■ **WRITTEN INSTRUCTION**:
Every entry below should be repeated exactly; the pictures should not.

Source records

◆ ◆ ◆

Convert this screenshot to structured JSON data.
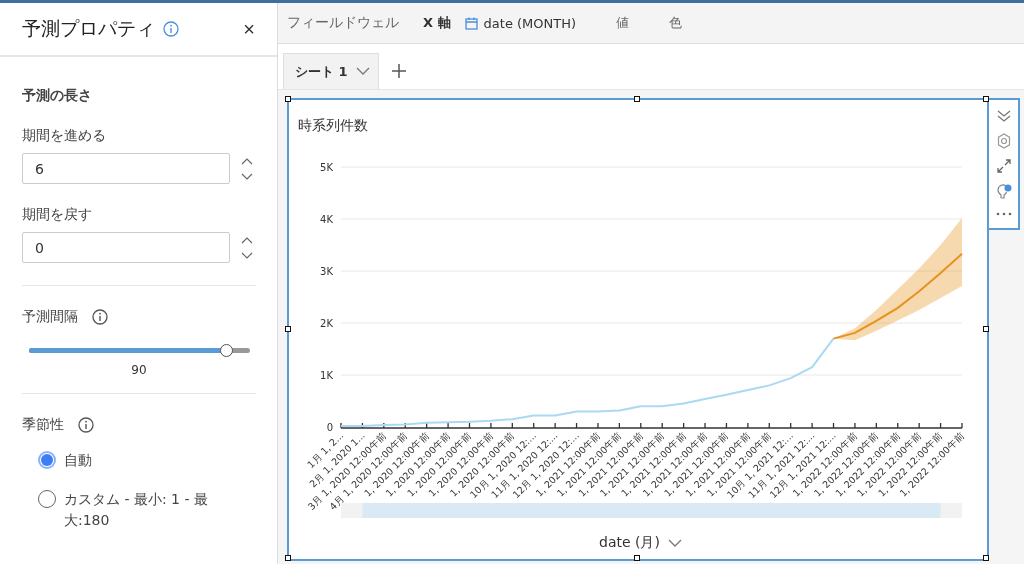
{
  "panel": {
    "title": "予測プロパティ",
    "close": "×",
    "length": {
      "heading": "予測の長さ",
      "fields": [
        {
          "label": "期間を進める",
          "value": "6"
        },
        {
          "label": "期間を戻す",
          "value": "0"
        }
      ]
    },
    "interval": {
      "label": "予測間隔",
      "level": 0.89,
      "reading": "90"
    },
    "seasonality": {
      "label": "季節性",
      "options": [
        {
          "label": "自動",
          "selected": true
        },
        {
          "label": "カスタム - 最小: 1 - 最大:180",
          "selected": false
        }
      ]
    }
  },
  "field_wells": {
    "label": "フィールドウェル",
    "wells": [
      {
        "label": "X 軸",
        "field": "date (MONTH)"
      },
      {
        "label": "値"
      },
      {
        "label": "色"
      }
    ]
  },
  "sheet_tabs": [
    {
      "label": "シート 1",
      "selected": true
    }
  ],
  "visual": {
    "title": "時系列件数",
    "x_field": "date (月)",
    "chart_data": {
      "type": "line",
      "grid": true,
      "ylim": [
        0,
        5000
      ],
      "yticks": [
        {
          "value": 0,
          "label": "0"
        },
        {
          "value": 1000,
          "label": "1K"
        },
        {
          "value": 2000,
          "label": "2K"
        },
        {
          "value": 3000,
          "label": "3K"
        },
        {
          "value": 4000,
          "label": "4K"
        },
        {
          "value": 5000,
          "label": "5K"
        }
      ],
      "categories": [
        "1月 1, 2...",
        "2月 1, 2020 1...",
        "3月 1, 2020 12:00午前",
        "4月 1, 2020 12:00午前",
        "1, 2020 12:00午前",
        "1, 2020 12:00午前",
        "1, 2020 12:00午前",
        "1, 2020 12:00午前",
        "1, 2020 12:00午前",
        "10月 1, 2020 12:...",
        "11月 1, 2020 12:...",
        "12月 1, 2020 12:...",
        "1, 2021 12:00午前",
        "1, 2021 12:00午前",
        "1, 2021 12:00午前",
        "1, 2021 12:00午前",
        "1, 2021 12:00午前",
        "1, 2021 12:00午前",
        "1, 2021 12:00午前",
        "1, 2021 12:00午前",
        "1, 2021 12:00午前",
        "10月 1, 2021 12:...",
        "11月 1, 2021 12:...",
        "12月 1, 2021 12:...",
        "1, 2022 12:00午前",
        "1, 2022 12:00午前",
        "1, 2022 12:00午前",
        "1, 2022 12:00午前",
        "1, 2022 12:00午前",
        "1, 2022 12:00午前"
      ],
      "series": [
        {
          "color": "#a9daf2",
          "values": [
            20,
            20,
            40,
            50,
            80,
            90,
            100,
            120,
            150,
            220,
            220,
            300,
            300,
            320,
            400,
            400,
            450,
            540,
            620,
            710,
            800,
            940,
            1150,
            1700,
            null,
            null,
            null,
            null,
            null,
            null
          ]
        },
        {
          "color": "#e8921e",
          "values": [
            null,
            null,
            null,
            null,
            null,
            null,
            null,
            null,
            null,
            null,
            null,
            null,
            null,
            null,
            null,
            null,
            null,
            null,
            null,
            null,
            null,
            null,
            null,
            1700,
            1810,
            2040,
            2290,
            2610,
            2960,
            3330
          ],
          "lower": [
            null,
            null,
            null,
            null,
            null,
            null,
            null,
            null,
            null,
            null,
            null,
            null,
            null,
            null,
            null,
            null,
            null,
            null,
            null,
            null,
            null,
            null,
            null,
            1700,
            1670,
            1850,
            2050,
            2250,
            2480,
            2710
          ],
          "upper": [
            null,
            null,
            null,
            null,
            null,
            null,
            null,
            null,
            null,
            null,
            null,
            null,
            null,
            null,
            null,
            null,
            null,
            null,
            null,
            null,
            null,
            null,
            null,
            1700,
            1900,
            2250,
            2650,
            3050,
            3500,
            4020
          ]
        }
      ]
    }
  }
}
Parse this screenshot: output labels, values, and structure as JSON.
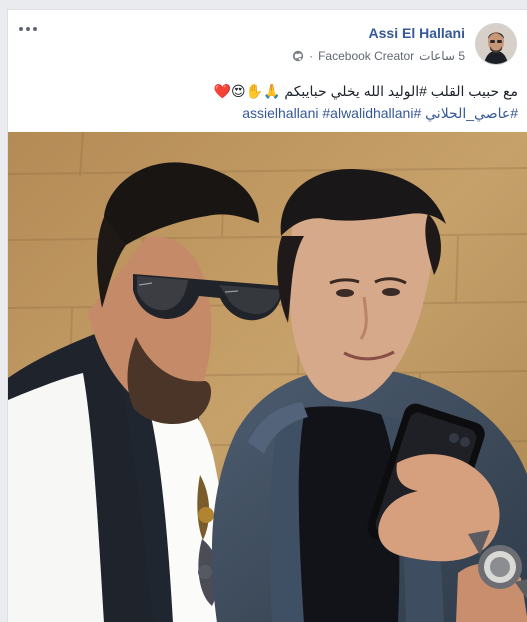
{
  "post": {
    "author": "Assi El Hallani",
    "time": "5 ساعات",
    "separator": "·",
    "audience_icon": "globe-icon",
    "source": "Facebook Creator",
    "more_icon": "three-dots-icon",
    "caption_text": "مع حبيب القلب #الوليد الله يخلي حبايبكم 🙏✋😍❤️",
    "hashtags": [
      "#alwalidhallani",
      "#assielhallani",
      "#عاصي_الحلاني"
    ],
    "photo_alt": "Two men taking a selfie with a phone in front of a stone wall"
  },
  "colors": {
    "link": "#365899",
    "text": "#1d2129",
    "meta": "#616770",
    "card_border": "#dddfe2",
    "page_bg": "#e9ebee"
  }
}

◆ ◆ ◆

■ **SOLUTION FOR THIS EXERCISE**:
Convert this screenshot to structured JSON data.
{
  "panel": {
    "title": "予測プロパティ",
    "close": "×",
    "length": {
      "heading": "予測の長さ",
      "fields": [
        {
          "label": "期間を進める",
          "value": "6"
        },
        {
          "label": "期間を戻す",
          "value": "0"
        }
      ]
    },
    "interval": {
      "label": "予測間隔",
      "level": 0.89,
      "reading": "90"
    },
    "seasonality": {
      "label": "季節性",
      "options": [
        {
          "label": "自動",
          "selected": true
        },
        {
          "label": "カスタム - 最小: 1 - 最大:180",
          "selected": false
        }
      ]
    }
  },
  "field_wells": {
    "label": "フィールドウェル",
    "wells": [
      {
        "label": "X 軸",
        "field": "date (MONTH)"
      },
      {
        "label": "値"
      },
      {
        "label": "色"
      }
    ]
  },
  "sheet_tabs": [
    {
      "label": "シート 1",
      "selected": true
    }
  ],
  "visual": {
    "title": "時系列件数",
    "x_field": "date (月)",
    "chart_data": {
      "type": "line",
      "grid": true,
      "ylim": [
        0,
        5000
      ],
      "yticks": [
        {
          "value": 0,
          "label": "0"
        },
        {
          "value": 1000,
          "label": "1K"
        },
        {
          "value": 2000,
          "label": "2K"
        },
        {
          "value": 3000,
          "label": "3K"
        },
        {
          "value": 4000,
          "label": "4K"
        },
        {
          "value": 5000,
          "label": "5K"
        }
      ],
      "categories": [
        "1月 1, 2...",
        "2月 1, 2020 1...",
        "3月 1, 2020 12:00午前",
        "4月 1, 2020 12:00午前",
        "1, 2020 12:00午前",
        "1, 2020 12:00午前",
        "1, 2020 12:00午前",
        "1, 2020 12:00午前",
        "1, 2020 12:00午前",
        "10月 1, 2020 12:...",
        "11月 1, 2020 12:...",
        "12月 1, 2020 12:...",
        "1, 2021 12:00午前",
        "1, 2021 12:00午前",
        "1, 2021 12:00午前",
        "1, 2021 12:00午前",
        "1, 2021 12:00午前",
        "1, 2021 12:00午前",
        "1, 2021 12:00午前",
        "1, 2021 12:00午前",
        "1, 2021 12:00午前",
        "10月 1, 2021 12:...",
        "11月 1, 2021 12:...",
        "12月 1, 2021 12:...",
        "1, 2022 12:00午前",
        "1, 2022 12:00午前",
        "1, 2022 12:00午前",
        "1, 2022 12:00午前",
        "1, 2022 12:00午前",
        "1, 2022 12:00午前"
      ],
      "series": [
        {
          "color": "#a9daf2",
          "values": [
            20,
            20,
            40,
            50,
            80,
            90,
            100,
            120,
            150,
            220,
            220,
            300,
            300,
            320,
            400,
            400,
            450,
            540,
            620,
            710,
            800,
            940,
            1150,
            1700,
            null,
            null,
            null,
            null,
            null,
            null
          ]
        },
        {
          "color": "#e8921e",
          "values": [
            null,
            null,
            null,
            null,
            null,
            null,
            null,
            null,
            null,
            null,
            null,
            null,
            null,
            null,
            null,
            null,
            null,
            null,
            null,
            null,
            null,
            null,
            null,
            1700,
            1810,
            2040,
            2290,
            2610,
            2960,
            3330
          ],
          "lower": [
            null,
            null,
            null,
            null,
            null,
            null,
            null,
            null,
            null,
            null,
            null,
            null,
            null,
            null,
            null,
            null,
            null,
            null,
            null,
            null,
            null,
            null,
            null,
            1700,
            1670,
            1850,
            2050,
            2250,
            2480,
            2710
          ],
          "upper": [
            null,
            null,
            null,
            null,
            null,
            null,
            null,
            null,
            null,
            null,
            null,
            null,
            null,
            null,
            null,
            null,
            null,
            null,
            null,
            null,
            null,
            null,
            null,
            1700,
            1900,
            2250,
            2650,
            3050,
            3500,
            4020
          ]
        }
      ]
    }
  }
}
Parse this screenshot: output labels, values, and structure as JSON.
{
  "post": {
    "author": "Assi El Hallani",
    "time": "5 ساعات",
    "separator": "·",
    "audience_icon": "globe-icon",
    "source": "Facebook Creator",
    "more_icon": "three-dots-icon",
    "caption_text": "مع حبيب القلب #الوليد الله يخلي حبايبكم 🙏✋😍❤️",
    "hashtags": [
      "#alwalidhallani",
      "#assielhallani",
      "#عاصي_الحلاني"
    ],
    "photo_alt": "Two men taking a selfie with a phone in front of a stone wall"
  },
  "colors": {
    "link": "#365899",
    "text": "#1d2129",
    "meta": "#616770",
    "card_border": "#dddfe2",
    "page_bg": "#e9ebee"
  }
}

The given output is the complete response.